TASK BRIEF: Copy out the listing that follows, exactly, without its pictures.

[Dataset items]
═══
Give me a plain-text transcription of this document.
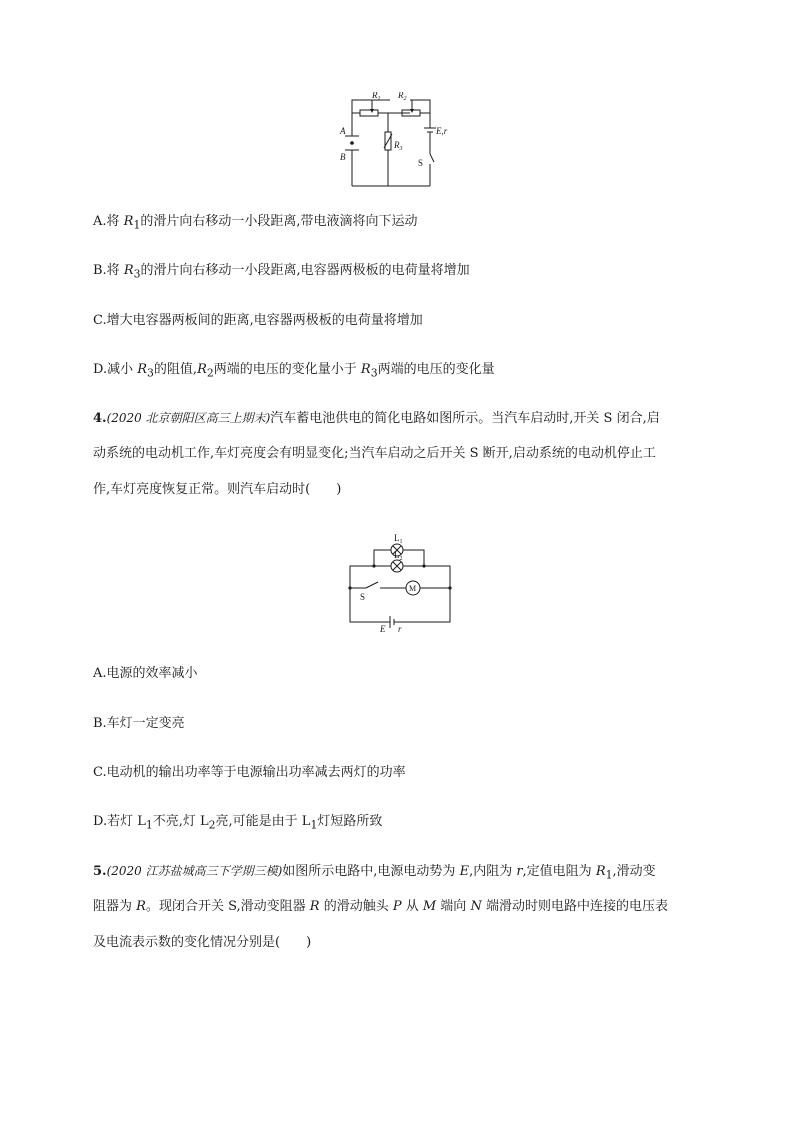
$R_1$ $R_2$
$R_3$
A
B
E,r
S
A.将 $R_1$的滑片向右移动一小段距离,带电液滴将向下运动
B.将 $R_3$的滑片向右移动一小段距离,电容器两极板的电荷量将增加
C.增大电容器两板间的距离,电容器两极板的电荷量将增加
D.减小 $R_3$的阻值$,R_2$两端的电压的变化量小于 $R_3$两端的电压的变化量
4.(2020 北京朝阳区高三上期末)汽车蓄电池供电的简化电路如图所示。当汽车启动时,开关 S 闭合,启
动系统的电动机工作,车灯亮度会有明显变化;当汽车启动之后开关 S 断开,启动系统的电动机停止工
作,车灯亮度恢复正常。则汽车启动时(　　)
$L_1$
$L_2$
S
M
E r
A.电源的效率减小
B.车灯一定变亮
C.电动机的输出功率等于电源输出功率减去两灯的功率
D.若灯 $L_1$不亮,灯 $L_2$亮,可能是由于 $L_1$灯短路所致
5.(2020 江苏盐城高三下学期三模)如图所示电路中,电源电动势为 E,内阻为 r,定值电阻为 $R_1$,滑动变
阻器为 R。现闭合开关 S,滑动变阻器 R 的滑动触头 P 从 M 端向 N 端滑动时则电路中连接的电压表
及电流表示数的变化情况分别是(　　)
═══
RIGHT ANSWER:
Give me a plain-text transcription of this document.
$R_1$ $R_2$
$R_3$
A
B
E,r
S
A.将 $R_1$的滑片向右移动一小段距离,带电液滴将向下运动
B.将 $R_3$的滑片向右移动一小段距离,电容器两极板的电荷量将增加
C.增大电容器两板间的距离,电容器两极板的电荷量将增加
D.减小 $R_3$的阻值$,R_2$两端的电压的变化量小于 $R_3$两端的电压的变化量
4.(2020 北京朝阳区高三上期末)汽车蓄电池供电的简化电路如图所示。当汽车启动时,开关 S 闭合,启
动系统的电动机工作,车灯亮度会有明显变化;当汽车启动之后开关 S 断开,启动系统的电动机停止工
作,车灯亮度恢复正常。则汽车启动时(　　)
$L_1$
$L_2$
S
M
E r
A.电源的效率减小
B.车灯一定变亮
C.电动机的输出功率等于电源输出功率减去两灯的功率
D.若灯 $L_1$不亮,灯 $L_2$亮,可能是由于 $L_1$灯短路所致
5.(2020 江苏盐城高三下学期三模)如图所示电路中,电源电动势为 E,内阻为 r,定值电阻为 $R_1$,滑动变
阻器为 R。现闭合开关 S,滑动变阻器 R 的滑动触头 P 从 M 端向 N 端滑动时则电路中连接的电压表
及电流表示数的变化情况分别是(　　)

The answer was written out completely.